> Stored data

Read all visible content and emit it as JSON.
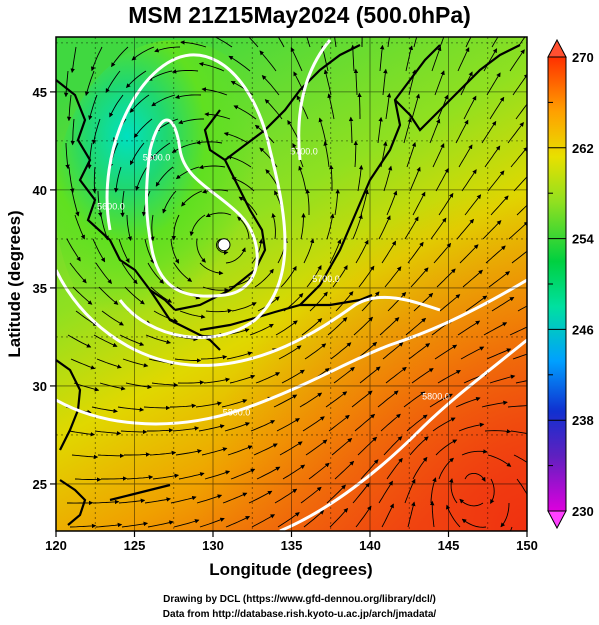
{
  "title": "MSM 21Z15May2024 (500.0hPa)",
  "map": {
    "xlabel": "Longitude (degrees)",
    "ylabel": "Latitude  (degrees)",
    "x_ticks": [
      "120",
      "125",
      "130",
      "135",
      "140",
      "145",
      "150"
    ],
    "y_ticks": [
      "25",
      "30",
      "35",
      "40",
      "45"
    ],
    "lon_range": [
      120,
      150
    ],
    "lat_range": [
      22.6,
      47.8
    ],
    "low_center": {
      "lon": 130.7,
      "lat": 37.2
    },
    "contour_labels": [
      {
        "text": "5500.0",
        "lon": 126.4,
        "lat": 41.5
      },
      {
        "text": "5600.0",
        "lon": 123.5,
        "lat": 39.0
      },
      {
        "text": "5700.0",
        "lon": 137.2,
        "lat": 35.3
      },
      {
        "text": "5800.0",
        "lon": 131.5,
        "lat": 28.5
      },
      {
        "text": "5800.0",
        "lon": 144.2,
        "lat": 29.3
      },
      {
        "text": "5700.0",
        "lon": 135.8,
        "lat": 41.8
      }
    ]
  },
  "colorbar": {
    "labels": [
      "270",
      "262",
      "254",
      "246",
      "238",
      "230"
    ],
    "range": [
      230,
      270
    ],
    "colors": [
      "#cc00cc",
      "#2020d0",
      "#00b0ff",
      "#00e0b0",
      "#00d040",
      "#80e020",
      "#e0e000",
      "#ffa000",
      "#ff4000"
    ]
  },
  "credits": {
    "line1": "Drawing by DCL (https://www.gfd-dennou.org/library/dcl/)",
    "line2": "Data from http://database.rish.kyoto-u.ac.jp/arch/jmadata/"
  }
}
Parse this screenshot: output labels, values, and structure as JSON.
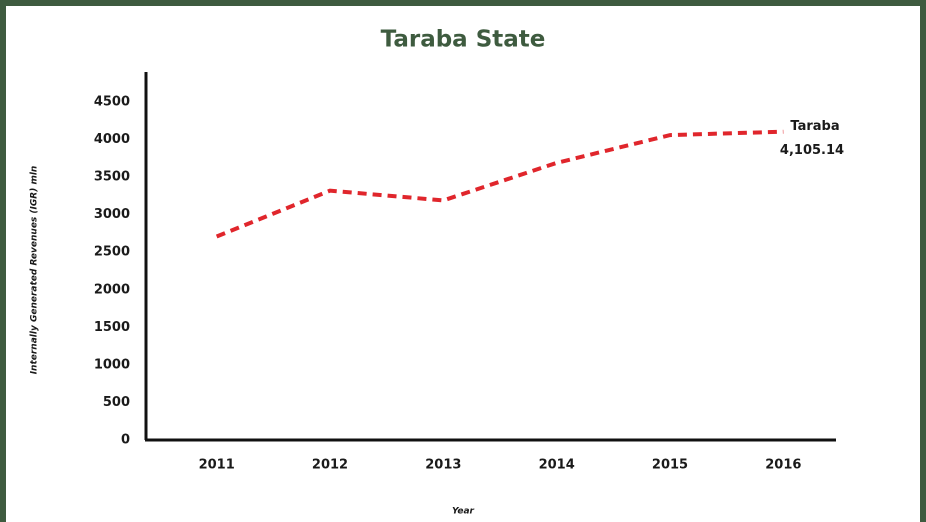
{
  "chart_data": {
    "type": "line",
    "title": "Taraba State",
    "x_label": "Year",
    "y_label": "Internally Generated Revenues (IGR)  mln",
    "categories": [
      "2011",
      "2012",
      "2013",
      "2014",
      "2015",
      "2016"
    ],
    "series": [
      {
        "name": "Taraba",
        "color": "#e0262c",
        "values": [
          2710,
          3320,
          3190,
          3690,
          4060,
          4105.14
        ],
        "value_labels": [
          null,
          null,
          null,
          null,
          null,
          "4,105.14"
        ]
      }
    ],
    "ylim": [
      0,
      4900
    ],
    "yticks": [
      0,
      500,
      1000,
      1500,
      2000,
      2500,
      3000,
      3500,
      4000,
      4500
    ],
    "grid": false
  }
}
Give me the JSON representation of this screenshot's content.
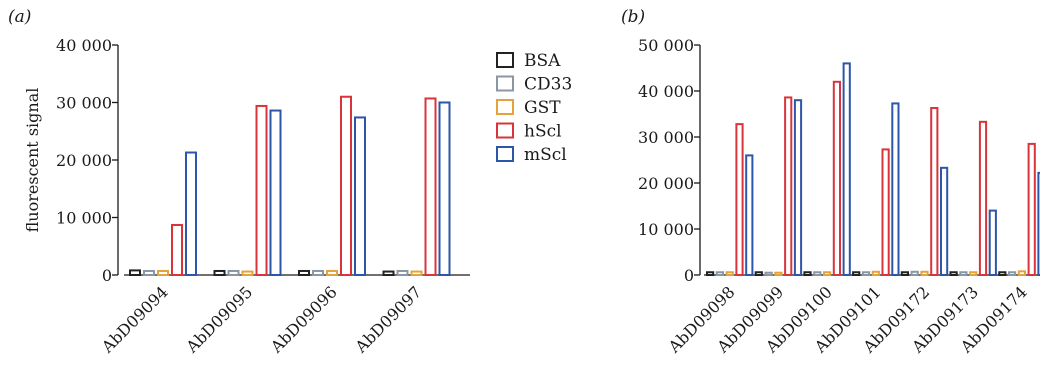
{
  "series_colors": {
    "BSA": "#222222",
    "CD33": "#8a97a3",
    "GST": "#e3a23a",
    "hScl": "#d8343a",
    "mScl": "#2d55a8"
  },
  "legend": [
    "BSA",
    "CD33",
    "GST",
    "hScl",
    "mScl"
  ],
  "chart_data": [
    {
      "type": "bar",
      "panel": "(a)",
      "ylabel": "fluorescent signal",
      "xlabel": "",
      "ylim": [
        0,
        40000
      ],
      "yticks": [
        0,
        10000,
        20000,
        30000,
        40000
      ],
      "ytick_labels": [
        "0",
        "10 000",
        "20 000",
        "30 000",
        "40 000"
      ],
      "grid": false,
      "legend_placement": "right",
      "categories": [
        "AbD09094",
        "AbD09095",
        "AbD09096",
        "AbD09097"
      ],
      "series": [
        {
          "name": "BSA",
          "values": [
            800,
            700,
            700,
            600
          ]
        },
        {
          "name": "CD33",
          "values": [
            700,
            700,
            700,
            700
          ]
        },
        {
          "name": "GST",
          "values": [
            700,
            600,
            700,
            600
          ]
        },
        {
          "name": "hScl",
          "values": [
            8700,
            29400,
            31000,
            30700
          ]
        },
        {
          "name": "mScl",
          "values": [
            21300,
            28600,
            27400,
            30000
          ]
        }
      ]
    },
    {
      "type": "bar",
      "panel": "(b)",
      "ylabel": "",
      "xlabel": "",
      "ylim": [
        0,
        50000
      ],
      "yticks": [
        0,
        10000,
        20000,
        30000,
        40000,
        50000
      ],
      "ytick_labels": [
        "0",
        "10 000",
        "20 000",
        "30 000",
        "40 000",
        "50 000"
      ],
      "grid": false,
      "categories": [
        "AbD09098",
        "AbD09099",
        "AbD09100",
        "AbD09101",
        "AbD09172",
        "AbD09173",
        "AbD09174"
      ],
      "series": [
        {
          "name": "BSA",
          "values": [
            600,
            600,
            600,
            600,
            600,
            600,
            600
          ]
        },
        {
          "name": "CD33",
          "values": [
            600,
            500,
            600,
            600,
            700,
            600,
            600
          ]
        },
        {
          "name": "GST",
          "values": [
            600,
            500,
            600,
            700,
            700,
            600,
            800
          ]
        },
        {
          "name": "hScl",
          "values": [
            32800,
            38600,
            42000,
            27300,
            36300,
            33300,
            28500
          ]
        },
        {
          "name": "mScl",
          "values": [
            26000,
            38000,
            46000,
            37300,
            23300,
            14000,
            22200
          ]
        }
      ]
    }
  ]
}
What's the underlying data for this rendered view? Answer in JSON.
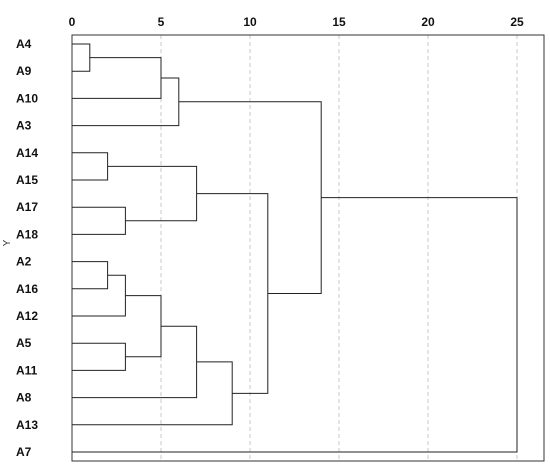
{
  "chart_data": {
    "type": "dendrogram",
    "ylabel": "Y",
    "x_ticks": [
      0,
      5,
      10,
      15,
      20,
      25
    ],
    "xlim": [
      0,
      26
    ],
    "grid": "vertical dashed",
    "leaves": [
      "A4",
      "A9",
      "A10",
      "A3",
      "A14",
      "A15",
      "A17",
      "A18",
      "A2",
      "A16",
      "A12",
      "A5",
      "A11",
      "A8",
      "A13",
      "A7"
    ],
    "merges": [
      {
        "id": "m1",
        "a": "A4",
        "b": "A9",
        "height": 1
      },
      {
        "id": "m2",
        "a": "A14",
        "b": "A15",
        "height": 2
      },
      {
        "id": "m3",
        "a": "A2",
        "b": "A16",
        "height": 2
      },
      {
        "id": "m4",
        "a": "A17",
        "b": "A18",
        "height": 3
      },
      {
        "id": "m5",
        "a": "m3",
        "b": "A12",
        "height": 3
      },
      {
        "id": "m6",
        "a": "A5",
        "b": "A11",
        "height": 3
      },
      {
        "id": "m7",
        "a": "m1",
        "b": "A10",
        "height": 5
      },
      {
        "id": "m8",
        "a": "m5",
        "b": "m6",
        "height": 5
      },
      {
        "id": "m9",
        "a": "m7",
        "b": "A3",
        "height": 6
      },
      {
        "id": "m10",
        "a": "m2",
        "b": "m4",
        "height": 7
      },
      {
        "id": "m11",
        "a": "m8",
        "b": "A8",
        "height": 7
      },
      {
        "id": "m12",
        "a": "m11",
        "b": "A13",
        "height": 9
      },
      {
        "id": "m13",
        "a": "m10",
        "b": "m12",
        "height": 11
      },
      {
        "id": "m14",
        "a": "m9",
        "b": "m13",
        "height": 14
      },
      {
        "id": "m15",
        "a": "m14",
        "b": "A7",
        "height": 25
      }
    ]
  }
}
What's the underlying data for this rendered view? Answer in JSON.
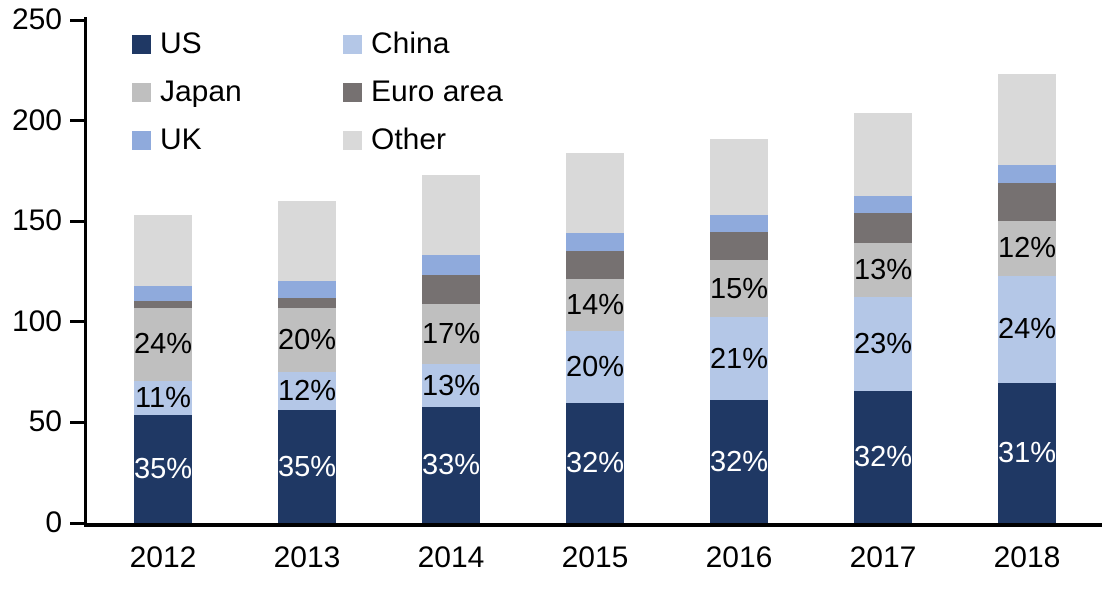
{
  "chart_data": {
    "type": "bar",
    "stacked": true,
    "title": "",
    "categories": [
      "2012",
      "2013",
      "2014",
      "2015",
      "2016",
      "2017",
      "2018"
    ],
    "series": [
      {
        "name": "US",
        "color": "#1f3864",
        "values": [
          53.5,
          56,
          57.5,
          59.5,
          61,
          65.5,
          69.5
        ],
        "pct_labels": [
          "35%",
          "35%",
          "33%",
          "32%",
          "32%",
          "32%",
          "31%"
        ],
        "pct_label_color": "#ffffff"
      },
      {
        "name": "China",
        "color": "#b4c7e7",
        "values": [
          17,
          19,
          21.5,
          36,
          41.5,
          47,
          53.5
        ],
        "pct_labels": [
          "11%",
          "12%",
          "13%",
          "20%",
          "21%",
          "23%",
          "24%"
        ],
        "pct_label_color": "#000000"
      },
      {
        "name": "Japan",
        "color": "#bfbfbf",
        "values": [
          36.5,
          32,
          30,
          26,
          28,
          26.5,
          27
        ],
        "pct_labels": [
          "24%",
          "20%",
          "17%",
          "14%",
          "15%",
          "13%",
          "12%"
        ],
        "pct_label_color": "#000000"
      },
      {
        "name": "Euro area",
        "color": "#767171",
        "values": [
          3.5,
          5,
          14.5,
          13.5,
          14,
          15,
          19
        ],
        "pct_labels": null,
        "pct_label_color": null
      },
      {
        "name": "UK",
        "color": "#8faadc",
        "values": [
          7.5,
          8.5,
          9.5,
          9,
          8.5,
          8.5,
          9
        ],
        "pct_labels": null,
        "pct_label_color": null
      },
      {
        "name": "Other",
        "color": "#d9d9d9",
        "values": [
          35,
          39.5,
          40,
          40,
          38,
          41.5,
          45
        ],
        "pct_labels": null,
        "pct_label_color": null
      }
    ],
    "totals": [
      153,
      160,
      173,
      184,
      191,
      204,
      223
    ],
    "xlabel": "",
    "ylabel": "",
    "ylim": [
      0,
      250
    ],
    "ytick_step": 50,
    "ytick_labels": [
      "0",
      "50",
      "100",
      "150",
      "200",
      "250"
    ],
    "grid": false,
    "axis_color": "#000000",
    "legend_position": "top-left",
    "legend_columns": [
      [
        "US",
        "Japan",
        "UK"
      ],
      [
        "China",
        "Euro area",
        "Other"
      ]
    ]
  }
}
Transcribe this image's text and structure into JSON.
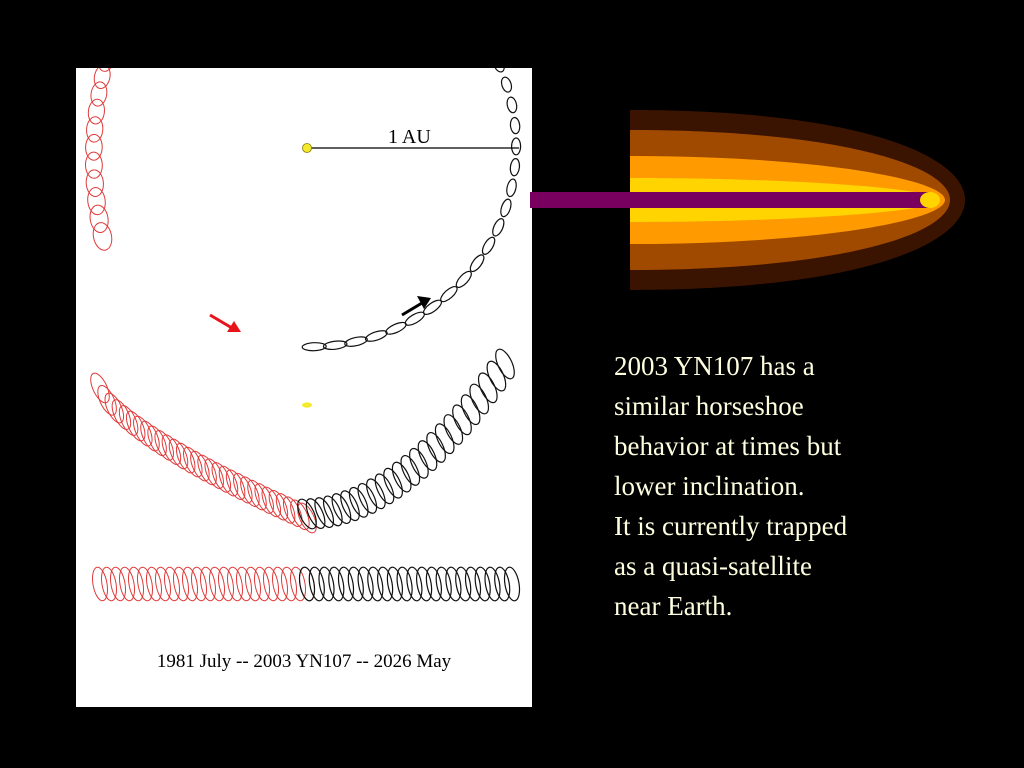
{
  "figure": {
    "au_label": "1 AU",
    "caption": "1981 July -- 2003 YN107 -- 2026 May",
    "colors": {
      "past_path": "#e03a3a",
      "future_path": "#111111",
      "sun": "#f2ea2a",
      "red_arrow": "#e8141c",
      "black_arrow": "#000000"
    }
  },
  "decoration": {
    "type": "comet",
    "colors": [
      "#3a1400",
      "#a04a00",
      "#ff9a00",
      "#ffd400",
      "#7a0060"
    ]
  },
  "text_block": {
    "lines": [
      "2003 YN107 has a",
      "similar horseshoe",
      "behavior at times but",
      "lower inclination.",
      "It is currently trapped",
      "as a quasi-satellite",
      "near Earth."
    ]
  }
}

> What is required
Identify the lines in the entries that hold "grid" and return each one.

> Written solution
    "grid": false
      "grid": false,
      "grid": false,
    "grid": "vertical dashed",
    "grid": false,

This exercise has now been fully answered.